JOB:
Please reproduce the records below word for word, leaving out the pictures.

SUPPLIED ENTRIES:
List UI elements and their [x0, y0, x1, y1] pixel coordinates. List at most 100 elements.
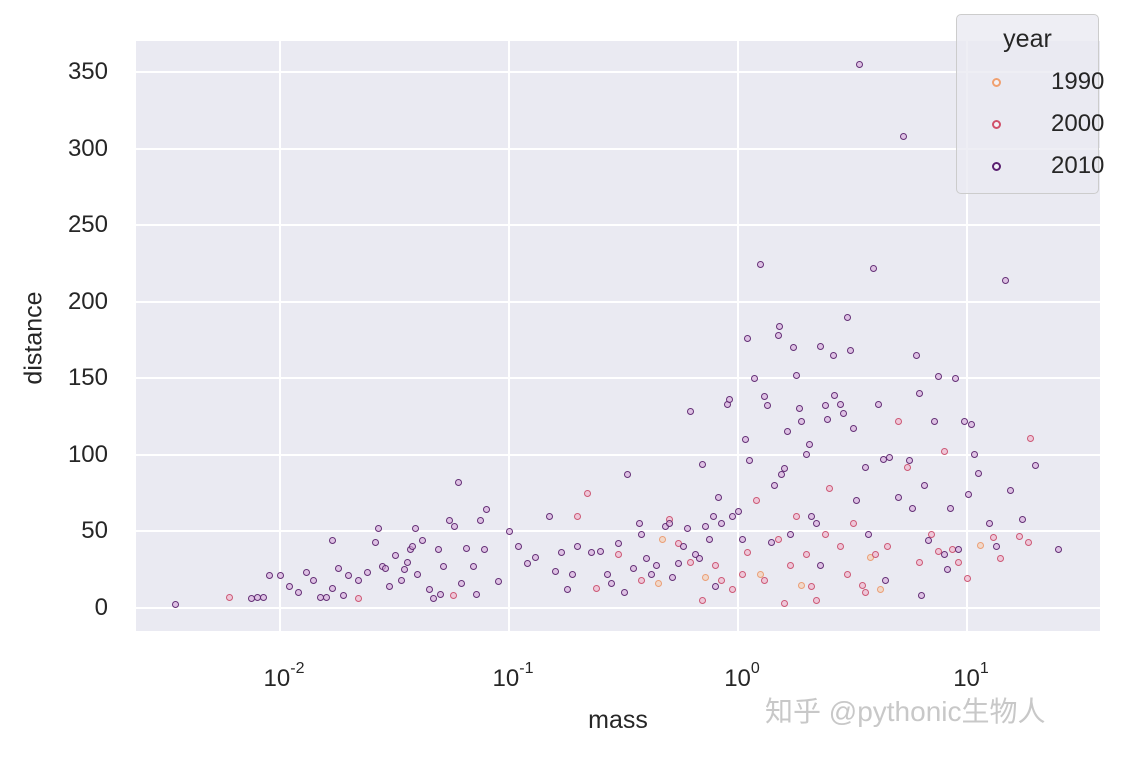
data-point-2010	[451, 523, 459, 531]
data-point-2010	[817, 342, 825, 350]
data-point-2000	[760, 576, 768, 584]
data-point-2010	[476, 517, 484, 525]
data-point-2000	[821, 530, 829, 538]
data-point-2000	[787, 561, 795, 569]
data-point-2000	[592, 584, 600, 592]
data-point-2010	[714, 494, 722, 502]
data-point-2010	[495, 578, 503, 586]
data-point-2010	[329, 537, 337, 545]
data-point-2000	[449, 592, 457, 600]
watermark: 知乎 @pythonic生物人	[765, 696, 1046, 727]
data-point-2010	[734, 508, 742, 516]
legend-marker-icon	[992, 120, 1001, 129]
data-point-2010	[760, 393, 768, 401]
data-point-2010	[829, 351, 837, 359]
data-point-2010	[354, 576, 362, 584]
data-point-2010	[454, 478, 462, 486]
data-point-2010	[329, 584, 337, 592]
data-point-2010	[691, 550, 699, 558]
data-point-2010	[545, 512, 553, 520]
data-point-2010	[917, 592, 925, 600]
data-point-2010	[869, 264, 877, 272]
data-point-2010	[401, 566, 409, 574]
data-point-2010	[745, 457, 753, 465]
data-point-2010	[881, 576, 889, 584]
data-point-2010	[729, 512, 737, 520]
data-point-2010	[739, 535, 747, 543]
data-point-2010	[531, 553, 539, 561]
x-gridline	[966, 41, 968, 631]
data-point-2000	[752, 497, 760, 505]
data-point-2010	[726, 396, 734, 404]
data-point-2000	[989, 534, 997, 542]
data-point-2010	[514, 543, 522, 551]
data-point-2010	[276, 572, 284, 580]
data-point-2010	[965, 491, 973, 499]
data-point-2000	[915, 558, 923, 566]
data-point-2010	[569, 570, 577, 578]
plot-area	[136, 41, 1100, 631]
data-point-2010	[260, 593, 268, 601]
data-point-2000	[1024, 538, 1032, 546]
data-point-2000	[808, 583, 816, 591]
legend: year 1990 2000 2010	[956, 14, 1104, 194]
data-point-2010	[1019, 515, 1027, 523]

TASK OUTPUT:
List UI elements and their [x0, y0, x1, y1] pixel coordinates. List at most 100 elements.
data-point-2010	[451, 523, 459, 531]
data-point-2010	[817, 342, 825, 350]
data-point-2000	[760, 576, 768, 584]
data-point-2010	[476, 517, 484, 525]
data-point-2000	[821, 530, 829, 538]
data-point-2000	[787, 561, 795, 569]
data-point-2000	[592, 584, 600, 592]
data-point-2010	[714, 494, 722, 502]
data-point-2010	[495, 578, 503, 586]
data-point-2010	[329, 537, 337, 545]
data-point-2000	[449, 592, 457, 600]
watermark: 知乎 @pythonic生物人	[765, 696, 1046, 727]
data-point-2010	[734, 508, 742, 516]
legend-marker-icon	[992, 120, 1001, 129]
data-point-2010	[760, 393, 768, 401]
data-point-2010	[829, 351, 837, 359]
data-point-2010	[354, 576, 362, 584]
data-point-2010	[454, 478, 462, 486]
data-point-2010	[329, 584, 337, 592]
data-point-2010	[691, 550, 699, 558]
data-point-2010	[545, 512, 553, 520]
data-point-2010	[917, 592, 925, 600]
data-point-2010	[869, 264, 877, 272]
data-point-2010	[401, 566, 409, 574]
data-point-2010	[745, 457, 753, 465]
data-point-2010	[881, 576, 889, 584]
data-point-2010	[729, 512, 737, 520]
data-point-2010	[739, 535, 747, 543]
data-point-2010	[531, 553, 539, 561]
x-gridline	[966, 41, 968, 631]
data-point-2000	[752, 497, 760, 505]
data-point-2010	[726, 396, 734, 404]
data-point-2000	[989, 534, 997, 542]
data-point-2010	[514, 543, 522, 551]
data-point-2010	[276, 572, 284, 580]
data-point-2010	[965, 491, 973, 499]
data-point-2000	[915, 558, 923, 566]
data-point-2010	[569, 570, 577, 578]
plot-area	[136, 41, 1100, 631]
data-point-2010	[260, 593, 268, 601]
data-point-2000	[1024, 538, 1032, 546]
data-point-2000	[808, 583, 816, 591]
legend: year 1990 2000 2010	[956, 14, 1104, 194]
data-point-2010	[1019, 515, 1027, 523]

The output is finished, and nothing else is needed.